● **Required work**
Narrow the data below down to the lines containing "page".

● **Material for the task**
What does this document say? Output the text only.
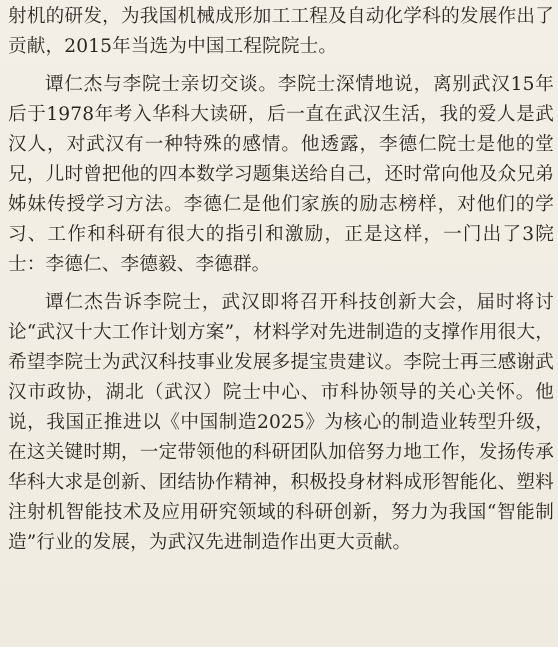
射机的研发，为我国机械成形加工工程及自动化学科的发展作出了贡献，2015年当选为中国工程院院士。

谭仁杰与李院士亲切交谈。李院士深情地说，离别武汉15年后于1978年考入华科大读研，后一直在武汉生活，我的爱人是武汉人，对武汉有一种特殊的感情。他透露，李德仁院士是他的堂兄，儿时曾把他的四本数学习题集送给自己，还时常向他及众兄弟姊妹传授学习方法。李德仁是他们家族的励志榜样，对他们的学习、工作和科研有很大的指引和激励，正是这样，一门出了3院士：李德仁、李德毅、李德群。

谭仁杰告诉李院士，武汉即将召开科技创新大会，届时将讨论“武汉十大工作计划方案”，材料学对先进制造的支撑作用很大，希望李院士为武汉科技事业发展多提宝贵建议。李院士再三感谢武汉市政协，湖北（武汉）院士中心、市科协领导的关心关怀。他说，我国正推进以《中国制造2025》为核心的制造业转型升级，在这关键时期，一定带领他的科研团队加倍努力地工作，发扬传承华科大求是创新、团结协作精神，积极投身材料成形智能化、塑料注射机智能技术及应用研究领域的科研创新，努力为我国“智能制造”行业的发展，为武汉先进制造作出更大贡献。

...

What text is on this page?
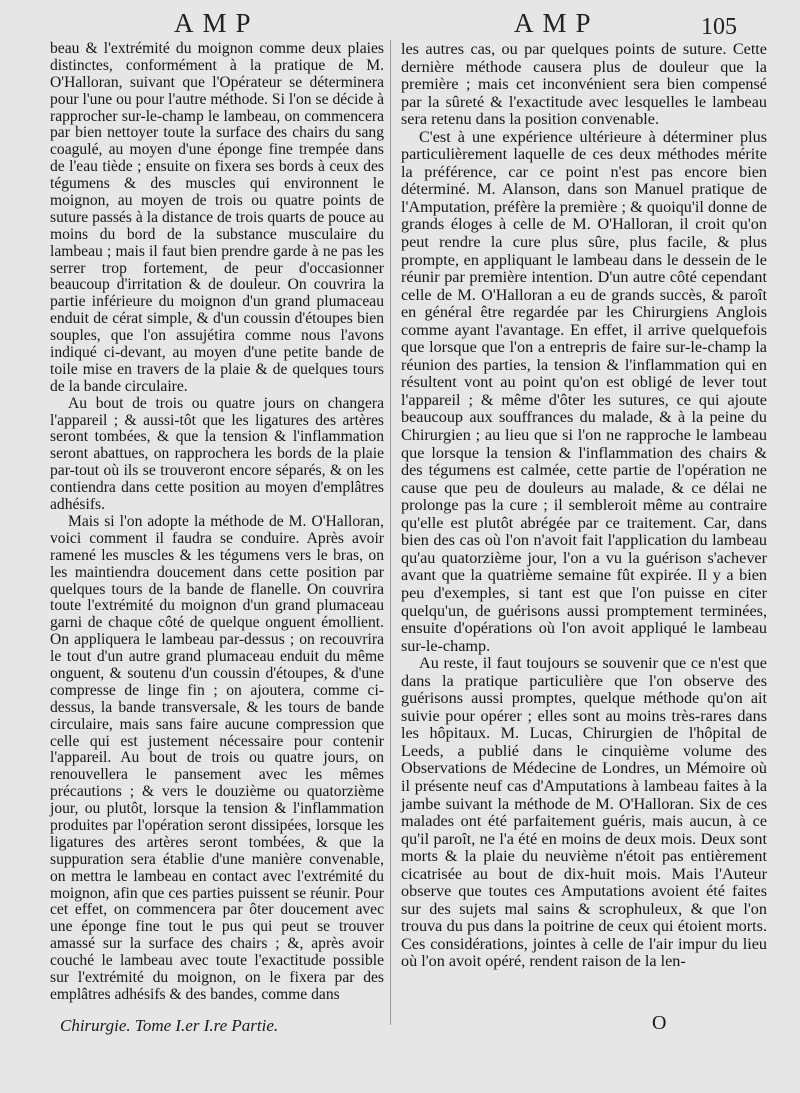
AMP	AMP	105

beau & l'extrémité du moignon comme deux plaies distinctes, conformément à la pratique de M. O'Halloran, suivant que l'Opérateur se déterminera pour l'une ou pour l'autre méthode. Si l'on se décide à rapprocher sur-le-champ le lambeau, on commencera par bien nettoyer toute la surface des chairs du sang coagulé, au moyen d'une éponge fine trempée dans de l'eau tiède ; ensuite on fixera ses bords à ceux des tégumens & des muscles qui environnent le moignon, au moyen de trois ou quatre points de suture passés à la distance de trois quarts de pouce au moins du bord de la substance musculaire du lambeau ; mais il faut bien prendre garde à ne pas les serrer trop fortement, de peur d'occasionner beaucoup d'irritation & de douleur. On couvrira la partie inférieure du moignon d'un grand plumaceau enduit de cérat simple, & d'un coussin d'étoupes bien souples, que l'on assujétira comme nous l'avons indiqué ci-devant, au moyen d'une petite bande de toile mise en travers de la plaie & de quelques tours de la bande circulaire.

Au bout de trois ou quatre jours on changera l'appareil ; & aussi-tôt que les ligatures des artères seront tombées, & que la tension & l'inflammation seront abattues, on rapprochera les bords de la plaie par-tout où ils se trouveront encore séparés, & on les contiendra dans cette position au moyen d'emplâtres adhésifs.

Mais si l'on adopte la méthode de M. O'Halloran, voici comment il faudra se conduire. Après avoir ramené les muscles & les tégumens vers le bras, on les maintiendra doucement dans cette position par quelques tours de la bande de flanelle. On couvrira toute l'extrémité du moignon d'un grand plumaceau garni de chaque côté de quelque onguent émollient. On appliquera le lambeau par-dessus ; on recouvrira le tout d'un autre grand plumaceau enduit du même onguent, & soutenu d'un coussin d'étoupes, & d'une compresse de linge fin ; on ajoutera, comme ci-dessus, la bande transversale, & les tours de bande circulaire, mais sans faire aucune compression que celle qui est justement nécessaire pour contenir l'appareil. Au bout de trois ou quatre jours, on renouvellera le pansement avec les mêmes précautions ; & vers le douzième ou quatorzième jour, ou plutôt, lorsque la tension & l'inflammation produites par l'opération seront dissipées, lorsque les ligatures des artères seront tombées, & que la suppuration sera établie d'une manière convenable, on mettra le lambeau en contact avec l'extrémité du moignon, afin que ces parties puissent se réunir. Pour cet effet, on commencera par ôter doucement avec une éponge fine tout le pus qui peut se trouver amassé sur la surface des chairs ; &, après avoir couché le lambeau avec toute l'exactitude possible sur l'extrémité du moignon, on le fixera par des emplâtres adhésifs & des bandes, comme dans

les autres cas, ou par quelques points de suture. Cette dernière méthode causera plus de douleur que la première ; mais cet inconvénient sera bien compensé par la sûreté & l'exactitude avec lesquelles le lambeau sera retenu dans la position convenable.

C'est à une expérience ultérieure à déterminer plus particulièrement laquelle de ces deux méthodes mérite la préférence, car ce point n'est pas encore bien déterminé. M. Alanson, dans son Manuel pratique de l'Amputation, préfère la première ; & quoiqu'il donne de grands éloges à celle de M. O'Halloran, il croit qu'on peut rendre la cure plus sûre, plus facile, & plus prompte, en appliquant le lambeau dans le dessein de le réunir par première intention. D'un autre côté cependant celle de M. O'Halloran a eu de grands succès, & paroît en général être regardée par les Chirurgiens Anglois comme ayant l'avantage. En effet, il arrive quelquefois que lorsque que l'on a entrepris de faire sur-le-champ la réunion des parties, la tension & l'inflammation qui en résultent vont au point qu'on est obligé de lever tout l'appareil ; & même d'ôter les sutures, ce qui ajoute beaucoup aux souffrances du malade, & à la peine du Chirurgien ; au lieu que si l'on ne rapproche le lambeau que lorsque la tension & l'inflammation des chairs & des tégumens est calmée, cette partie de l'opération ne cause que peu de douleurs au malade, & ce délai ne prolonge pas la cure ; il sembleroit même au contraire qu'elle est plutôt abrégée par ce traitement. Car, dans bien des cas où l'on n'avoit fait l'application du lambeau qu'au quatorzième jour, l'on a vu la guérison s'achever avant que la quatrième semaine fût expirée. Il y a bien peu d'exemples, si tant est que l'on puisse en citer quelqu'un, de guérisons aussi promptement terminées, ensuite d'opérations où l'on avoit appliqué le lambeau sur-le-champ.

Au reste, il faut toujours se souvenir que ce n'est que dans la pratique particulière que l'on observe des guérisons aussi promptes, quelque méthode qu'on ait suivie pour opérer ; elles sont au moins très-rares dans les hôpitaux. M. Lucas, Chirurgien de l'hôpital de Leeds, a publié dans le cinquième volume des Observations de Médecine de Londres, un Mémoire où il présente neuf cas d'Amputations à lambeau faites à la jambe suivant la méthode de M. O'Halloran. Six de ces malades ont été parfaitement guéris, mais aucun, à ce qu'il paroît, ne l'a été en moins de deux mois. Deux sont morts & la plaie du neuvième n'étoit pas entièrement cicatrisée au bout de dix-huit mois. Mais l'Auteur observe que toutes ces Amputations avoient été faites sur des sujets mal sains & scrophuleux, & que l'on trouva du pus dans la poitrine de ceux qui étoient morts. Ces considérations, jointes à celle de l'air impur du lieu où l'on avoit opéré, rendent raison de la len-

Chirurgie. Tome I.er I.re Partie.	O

==

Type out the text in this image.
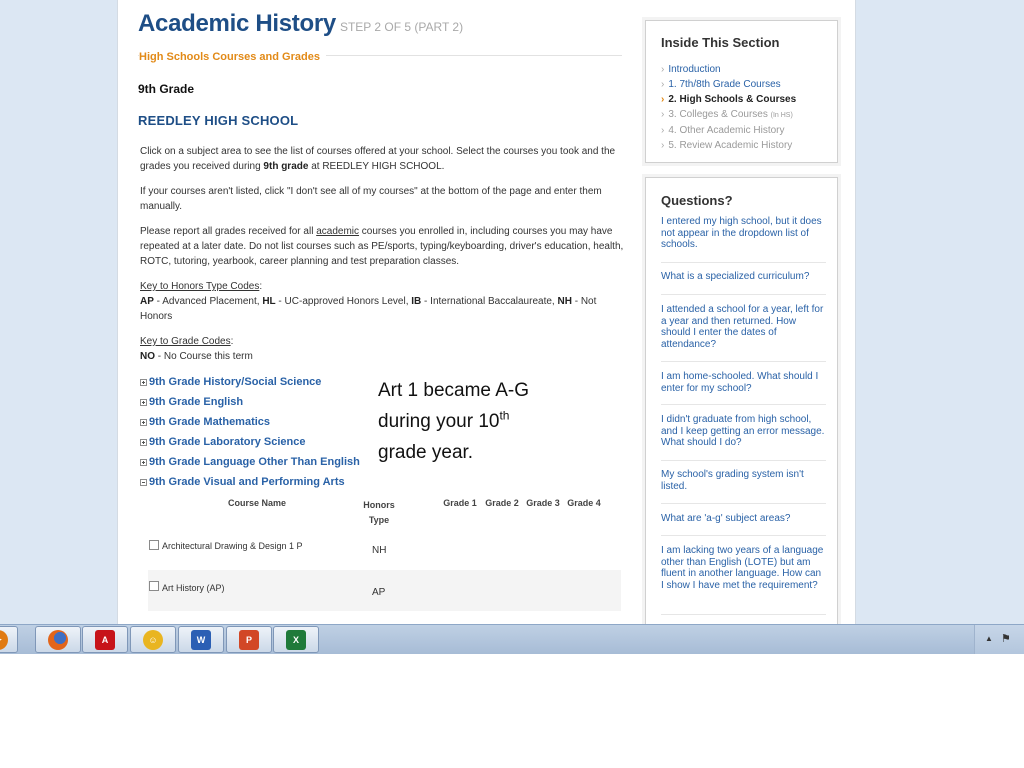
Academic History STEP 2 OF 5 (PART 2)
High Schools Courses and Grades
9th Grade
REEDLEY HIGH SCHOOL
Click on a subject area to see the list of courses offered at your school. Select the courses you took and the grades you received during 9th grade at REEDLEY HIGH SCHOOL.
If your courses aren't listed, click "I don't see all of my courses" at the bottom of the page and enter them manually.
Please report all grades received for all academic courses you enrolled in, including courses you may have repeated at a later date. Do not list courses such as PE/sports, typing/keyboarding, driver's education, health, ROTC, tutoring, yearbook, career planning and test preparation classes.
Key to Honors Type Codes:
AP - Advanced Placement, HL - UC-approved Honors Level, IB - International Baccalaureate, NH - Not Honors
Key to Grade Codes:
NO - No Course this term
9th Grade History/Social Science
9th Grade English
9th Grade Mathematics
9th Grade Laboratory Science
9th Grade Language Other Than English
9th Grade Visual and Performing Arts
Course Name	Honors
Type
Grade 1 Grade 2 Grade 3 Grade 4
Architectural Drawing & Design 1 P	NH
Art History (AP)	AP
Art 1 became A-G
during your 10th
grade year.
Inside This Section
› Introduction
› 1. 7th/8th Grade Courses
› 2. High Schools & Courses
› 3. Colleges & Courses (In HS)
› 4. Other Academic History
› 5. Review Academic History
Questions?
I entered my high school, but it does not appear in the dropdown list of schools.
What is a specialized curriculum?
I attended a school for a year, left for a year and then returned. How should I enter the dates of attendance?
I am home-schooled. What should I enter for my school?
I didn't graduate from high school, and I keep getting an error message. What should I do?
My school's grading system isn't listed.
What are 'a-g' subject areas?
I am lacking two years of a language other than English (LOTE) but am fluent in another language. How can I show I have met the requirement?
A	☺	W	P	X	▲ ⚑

● **Response to the task**
What text is on this page?
If your courses aren't listed, click "I don't see all of my courses" at the bottom of the page and enter them manually.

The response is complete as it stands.